* Exercise
Repeat every line of the listing below, changing nothing.
====== Material to process ======
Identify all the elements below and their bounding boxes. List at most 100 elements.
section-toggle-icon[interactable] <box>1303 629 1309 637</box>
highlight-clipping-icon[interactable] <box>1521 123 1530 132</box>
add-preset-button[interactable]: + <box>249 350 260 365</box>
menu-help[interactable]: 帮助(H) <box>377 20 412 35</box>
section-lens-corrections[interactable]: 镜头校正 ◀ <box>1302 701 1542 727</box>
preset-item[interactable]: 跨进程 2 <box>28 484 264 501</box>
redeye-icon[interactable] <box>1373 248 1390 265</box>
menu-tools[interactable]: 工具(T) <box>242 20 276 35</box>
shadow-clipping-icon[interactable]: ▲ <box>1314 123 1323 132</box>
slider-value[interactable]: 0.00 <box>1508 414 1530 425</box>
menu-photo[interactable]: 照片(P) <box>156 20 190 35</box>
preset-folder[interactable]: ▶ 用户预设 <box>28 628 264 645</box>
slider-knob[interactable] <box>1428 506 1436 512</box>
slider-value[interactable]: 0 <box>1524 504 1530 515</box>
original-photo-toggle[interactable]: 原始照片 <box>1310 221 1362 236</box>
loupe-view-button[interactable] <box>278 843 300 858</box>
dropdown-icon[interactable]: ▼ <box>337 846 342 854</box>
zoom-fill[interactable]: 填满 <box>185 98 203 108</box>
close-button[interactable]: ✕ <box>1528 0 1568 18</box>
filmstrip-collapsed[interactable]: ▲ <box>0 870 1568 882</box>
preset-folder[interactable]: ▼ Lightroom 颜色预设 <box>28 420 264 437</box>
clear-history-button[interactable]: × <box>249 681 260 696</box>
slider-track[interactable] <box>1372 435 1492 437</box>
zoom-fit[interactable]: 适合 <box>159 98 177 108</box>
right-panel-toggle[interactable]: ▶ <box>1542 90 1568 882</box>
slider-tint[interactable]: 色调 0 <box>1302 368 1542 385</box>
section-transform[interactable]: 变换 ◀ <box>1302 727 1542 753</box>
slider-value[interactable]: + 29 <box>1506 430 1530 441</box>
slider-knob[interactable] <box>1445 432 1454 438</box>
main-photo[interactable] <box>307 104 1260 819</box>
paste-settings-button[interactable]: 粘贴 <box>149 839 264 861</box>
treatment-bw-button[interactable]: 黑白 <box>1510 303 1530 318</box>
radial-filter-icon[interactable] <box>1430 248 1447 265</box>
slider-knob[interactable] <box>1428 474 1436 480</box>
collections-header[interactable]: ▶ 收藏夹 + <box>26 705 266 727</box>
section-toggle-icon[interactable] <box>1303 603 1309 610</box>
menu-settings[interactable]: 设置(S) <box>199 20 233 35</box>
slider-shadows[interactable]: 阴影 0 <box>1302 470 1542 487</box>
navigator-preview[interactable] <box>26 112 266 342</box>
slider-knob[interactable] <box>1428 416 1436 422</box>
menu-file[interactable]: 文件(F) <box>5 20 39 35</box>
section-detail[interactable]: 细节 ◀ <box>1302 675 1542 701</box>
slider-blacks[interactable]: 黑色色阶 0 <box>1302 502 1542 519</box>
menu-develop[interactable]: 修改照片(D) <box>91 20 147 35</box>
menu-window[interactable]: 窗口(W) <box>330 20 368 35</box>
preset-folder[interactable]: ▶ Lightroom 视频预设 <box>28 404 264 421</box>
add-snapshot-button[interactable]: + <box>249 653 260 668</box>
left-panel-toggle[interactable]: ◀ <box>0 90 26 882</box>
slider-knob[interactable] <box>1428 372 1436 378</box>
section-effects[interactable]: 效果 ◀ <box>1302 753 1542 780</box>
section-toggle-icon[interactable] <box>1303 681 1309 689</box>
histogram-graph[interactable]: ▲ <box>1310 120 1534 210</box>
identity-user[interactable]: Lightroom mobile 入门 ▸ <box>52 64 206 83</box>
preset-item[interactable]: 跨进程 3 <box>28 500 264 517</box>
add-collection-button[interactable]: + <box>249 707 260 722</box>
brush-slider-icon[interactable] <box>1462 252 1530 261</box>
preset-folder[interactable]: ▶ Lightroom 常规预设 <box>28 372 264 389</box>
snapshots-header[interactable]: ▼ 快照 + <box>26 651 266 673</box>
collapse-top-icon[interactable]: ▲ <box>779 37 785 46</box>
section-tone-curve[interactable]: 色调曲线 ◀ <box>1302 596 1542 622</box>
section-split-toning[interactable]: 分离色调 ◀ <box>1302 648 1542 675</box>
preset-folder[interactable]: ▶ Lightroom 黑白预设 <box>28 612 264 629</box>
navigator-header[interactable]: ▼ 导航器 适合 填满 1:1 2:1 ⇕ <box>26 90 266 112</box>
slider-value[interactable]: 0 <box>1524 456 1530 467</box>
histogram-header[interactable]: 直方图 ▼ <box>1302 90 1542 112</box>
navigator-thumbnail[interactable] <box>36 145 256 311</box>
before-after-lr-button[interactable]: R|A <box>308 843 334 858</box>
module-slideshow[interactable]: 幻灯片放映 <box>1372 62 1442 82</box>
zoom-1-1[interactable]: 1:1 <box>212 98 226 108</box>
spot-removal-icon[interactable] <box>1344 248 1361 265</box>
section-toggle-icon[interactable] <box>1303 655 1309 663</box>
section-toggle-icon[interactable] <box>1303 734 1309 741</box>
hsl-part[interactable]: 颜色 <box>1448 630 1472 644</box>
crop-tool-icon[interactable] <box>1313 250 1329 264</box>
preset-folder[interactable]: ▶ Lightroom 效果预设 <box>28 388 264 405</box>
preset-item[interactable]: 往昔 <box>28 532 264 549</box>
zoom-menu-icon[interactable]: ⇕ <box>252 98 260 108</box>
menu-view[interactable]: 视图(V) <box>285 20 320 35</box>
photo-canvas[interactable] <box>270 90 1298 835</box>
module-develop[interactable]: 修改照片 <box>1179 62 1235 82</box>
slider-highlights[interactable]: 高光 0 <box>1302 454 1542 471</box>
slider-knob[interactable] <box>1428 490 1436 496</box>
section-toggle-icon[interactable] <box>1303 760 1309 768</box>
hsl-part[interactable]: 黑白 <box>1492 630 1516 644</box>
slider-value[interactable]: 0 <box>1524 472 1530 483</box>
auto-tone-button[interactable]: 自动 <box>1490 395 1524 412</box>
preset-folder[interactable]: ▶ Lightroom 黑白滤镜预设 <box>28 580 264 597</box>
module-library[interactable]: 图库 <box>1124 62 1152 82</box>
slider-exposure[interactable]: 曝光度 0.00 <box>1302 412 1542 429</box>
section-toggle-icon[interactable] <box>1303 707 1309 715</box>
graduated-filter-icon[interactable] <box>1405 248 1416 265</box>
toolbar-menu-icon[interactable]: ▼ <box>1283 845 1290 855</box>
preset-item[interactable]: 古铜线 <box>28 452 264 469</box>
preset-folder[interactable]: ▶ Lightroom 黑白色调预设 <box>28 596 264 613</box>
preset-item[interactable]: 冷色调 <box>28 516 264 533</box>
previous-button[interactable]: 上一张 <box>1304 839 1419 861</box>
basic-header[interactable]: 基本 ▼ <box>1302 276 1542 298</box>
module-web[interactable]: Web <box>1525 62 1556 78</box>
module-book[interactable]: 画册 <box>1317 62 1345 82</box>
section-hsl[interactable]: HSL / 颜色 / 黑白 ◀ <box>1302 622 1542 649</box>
======
* The result
Identify all the elements below and their bounding boxes. List at most 100 elements.
section-toggle-icon[interactable] <box>1303 629 1309 637</box>
highlight-clipping-icon[interactable] <box>1521 123 1530 132</box>
add-preset-button[interactable]: + <box>249 350 260 365</box>
menu-help[interactable]: 帮助(H) <box>377 20 412 35</box>
section-lens-corrections[interactable]: 镜头校正 ◀ <box>1302 701 1542 727</box>
preset-item[interactable]: 跨进程 2 <box>28 484 264 501</box>
redeye-icon[interactable] <box>1373 248 1390 265</box>
menu-tools[interactable]: 工具(T) <box>242 20 276 35</box>
shadow-clipping-icon[interactable]: ▲ <box>1314 123 1323 132</box>
slider-value[interactable]: 0.00 <box>1508 414 1530 425</box>
menu-photo[interactable]: 照片(P) <box>156 20 190 35</box>
preset-folder[interactable]: ▶ 用户预设 <box>28 628 264 645</box>
slider-knob[interactable] <box>1428 506 1436 512</box>
slider-value[interactable]: 0 <box>1524 504 1530 515</box>
original-photo-toggle[interactable]: 原始照片 <box>1310 221 1362 236</box>
loupe-view-button[interactable] <box>278 843 300 858</box>
dropdown-icon[interactable]: ▼ <box>337 846 342 854</box>
zoom-fill[interactable]: 填满 <box>185 98 203 108</box>
close-button[interactable]: ✕ <box>1528 0 1568 18</box>
filmstrip-collapsed[interactable]: ▲ <box>0 870 1568 882</box>
preset-folder[interactable]: ▼ Lightroom 颜色预设 <box>28 420 264 437</box>
clear-history-button[interactable]: × <box>249 681 260 696</box>
slider-track[interactable] <box>1372 435 1492 437</box>
zoom-fit[interactable]: 适合 <box>159 98 177 108</box>
right-panel-toggle[interactable]: ▶ <box>1542 90 1568 882</box>
slider-tint[interactable]: 色调 0 <box>1302 368 1542 385</box>
section-transform[interactable]: 变换 ◀ <box>1302 727 1542 753</box>
slider-value[interactable]: + 29 <box>1506 430 1530 441</box>
slider-knob[interactable] <box>1445 432 1454 438</box>
main-photo[interactable] <box>307 104 1260 819</box>
paste-settings-button[interactable]: 粘贴 <box>149 839 264 861</box>
treatment-bw-button[interactable]: 黑白 <box>1510 303 1530 318</box>
radial-filter-icon[interactable] <box>1430 248 1447 265</box>
slider-knob[interactable] <box>1428 474 1436 480</box>
collections-header[interactable]: ▶ 收藏夹 + <box>26 705 266 727</box>
section-toggle-icon[interactable] <box>1303 603 1309 610</box>
menu-settings[interactable]: 设置(S) <box>199 20 233 35</box>
slider-shadows[interactable]: 阴影 0 <box>1302 470 1542 487</box>
navigator-preview[interactable] <box>26 112 266 342</box>
slider-knob[interactable] <box>1428 416 1436 422</box>
menu-file[interactable]: 文件(F) <box>5 20 39 35</box>
section-detail[interactable]: 细节 ◀ <box>1302 675 1542 701</box>
slider-blacks[interactable]: 黑色色阶 0 <box>1302 502 1542 519</box>
menu-develop[interactable]: 修改照片(D) <box>91 20 147 35</box>
menu-window[interactable]: 窗口(W) <box>330 20 368 35</box>
preset-folder[interactable]: ▶ Lightroom 视频预设 <box>28 404 264 421</box>
add-snapshot-button[interactable]: + <box>249 653 260 668</box>
left-panel-toggle[interactable]: ◀ <box>0 90 26 882</box>
slider-knob[interactable] <box>1428 372 1436 378</box>
section-effects[interactable]: 效果 ◀ <box>1302 753 1542 780</box>
section-toggle-icon[interactable] <box>1303 681 1309 689</box>
histogram-graph[interactable]: ▲ <box>1310 120 1534 210</box>
identity-user[interactable]: Lightroom mobile 入门 ▸ <box>52 64 206 83</box>
preset-item[interactable]: 跨进程 3 <box>28 500 264 517</box>
add-collection-button[interactable]: + <box>249 707 260 722</box>
brush-slider-icon[interactable] <box>1462 252 1530 261</box>
preset-folder[interactable]: ▶ Lightroom 常规预设 <box>28 372 264 389</box>
snapshots-header[interactable]: ▼ 快照 + <box>26 651 266 673</box>
collapse-top-icon[interactable]: ▲ <box>779 37 785 46</box>
section-tone-curve[interactable]: 色调曲线 ◀ <box>1302 596 1542 622</box>
section-split-toning[interactable]: 分离色调 ◀ <box>1302 648 1542 675</box>
preset-folder[interactable]: ▶ Lightroom 黑白预设 <box>28 612 264 629</box>
navigator-header[interactable]: ▼ 导航器 适合 填满 1:1 2:1 ⇕ <box>26 90 266 112</box>
slider-value[interactable]: 0 <box>1524 456 1530 467</box>
histogram-header[interactable]: 直方图 ▼ <box>1302 90 1542 112</box>
navigator-thumbnail[interactable] <box>36 145 256 311</box>
before-after-lr-button[interactable]: R|A <box>308 843 334 858</box>
module-slideshow[interactable]: 幻灯片放映 <box>1372 62 1442 82</box>
zoom-1-1[interactable]: 1:1 <box>212 98 226 108</box>
spot-removal-icon[interactable] <box>1344 248 1361 265</box>
section-toggle-icon[interactable] <box>1303 655 1309 663</box>
section-toggle-icon[interactable] <box>1303 734 1309 741</box>
hsl-part[interactable]: 颜色 <box>1448 630 1472 644</box>
crop-tool-icon[interactable] <box>1313 250 1329 264</box>
preset-folder[interactable]: ▶ Lightroom 效果预设 <box>28 388 264 405</box>
preset-item[interactable]: 往昔 <box>28 532 264 549</box>
zoom-menu-icon[interactable]: ⇕ <box>252 98 260 108</box>
menu-view[interactable]: 视图(V) <box>285 20 320 35</box>
photo-canvas[interactable] <box>270 90 1298 835</box>
module-develop[interactable]: 修改照片 <box>1179 62 1235 82</box>
slider-highlights[interactable]: 高光 0 <box>1302 454 1542 471</box>
slider-knob[interactable] <box>1428 490 1436 496</box>
section-toggle-icon[interactable] <box>1303 760 1309 768</box>
hsl-part[interactable]: 黑白 <box>1492 630 1516 644</box>
slider-value[interactable]: 0 <box>1524 472 1530 483</box>
auto-tone-button[interactable]: 自动 <box>1490 395 1524 412</box>
preset-folder[interactable]: ▶ Lightroom 黑白滤镜预设 <box>28 580 264 597</box>
module-library[interactable]: 图库 <box>1124 62 1152 82</box>
slider-exposure[interactable]: 曝光度 0.00 <box>1302 412 1542 429</box>
section-toggle-icon[interactable] <box>1303 707 1309 715</box>
graduated-filter-icon[interactable] <box>1405 248 1416 265</box>
toolbar-menu-icon[interactable]: ▼ <box>1283 845 1290 855</box>
preset-item[interactable]: 古铜线 <box>28 452 264 469</box>
preset-folder[interactable]: ▶ Lightroom 黑白色调预设 <box>28 596 264 613</box>
preset-item[interactable]: 冷色调 <box>28 516 264 533</box>
previous-button[interactable]: 上一张 <box>1304 839 1419 861</box>
basic-header[interactable]: 基本 ▼ <box>1302 276 1542 298</box>
module-web[interactable]: Web <box>1525 62 1556 78</box>
module-book[interactable]: 画册 <box>1317 62 1345 82</box>
section-hsl[interactable]: HSL / 颜色 / 黑白 ◀ <box>1302 622 1542 649</box>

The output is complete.